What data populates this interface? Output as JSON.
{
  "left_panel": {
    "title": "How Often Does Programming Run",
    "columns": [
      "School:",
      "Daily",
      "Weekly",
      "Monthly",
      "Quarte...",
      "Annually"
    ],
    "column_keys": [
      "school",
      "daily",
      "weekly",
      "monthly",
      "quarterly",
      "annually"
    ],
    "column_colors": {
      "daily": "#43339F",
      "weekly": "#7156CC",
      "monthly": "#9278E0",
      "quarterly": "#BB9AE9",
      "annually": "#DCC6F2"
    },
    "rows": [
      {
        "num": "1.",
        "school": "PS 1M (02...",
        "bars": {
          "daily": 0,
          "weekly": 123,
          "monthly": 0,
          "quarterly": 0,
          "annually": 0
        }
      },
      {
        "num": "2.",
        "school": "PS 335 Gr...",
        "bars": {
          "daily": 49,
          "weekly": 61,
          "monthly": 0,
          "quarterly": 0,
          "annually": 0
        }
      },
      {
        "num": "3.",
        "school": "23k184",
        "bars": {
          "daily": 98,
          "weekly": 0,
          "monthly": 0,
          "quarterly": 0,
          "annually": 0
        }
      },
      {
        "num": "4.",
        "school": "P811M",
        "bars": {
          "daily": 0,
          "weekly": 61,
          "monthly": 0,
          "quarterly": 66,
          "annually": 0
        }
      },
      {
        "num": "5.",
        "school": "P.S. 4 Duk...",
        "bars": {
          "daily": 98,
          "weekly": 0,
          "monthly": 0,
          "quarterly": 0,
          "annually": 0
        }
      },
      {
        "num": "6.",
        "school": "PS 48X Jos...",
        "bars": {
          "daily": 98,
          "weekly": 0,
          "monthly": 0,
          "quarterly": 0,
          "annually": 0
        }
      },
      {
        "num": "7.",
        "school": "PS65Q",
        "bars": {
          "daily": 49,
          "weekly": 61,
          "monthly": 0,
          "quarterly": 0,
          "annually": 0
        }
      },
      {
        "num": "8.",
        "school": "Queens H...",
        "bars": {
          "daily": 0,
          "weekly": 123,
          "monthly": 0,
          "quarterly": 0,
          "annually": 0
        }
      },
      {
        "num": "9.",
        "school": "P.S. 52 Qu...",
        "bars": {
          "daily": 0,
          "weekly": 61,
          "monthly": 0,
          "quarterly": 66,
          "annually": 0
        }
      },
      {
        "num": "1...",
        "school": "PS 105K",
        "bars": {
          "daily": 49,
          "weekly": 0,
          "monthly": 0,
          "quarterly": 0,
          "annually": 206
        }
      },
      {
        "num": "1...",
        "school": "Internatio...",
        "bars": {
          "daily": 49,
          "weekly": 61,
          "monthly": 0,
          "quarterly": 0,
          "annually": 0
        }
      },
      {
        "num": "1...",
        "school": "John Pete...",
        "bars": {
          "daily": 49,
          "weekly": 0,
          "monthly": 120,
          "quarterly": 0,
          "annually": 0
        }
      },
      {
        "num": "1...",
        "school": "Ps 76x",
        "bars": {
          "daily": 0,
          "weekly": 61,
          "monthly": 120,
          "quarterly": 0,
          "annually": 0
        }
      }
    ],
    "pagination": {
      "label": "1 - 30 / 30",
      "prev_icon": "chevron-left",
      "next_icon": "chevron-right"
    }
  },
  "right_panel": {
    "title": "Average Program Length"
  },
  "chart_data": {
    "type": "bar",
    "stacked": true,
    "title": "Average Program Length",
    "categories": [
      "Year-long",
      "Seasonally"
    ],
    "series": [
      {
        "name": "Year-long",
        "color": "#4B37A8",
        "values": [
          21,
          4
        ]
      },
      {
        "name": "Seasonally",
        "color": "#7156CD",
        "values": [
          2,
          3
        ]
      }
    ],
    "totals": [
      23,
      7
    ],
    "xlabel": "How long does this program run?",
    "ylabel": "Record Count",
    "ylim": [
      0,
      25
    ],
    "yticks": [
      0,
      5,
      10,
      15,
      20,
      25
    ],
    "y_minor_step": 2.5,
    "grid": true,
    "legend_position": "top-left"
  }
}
■ ■ ■ ■
Your task:
Identify the lines of the data that contain the word "Length". Copy each of them.

Output of the exercise:
    "title": "Average Program Length"
    "title": "Average Program Length",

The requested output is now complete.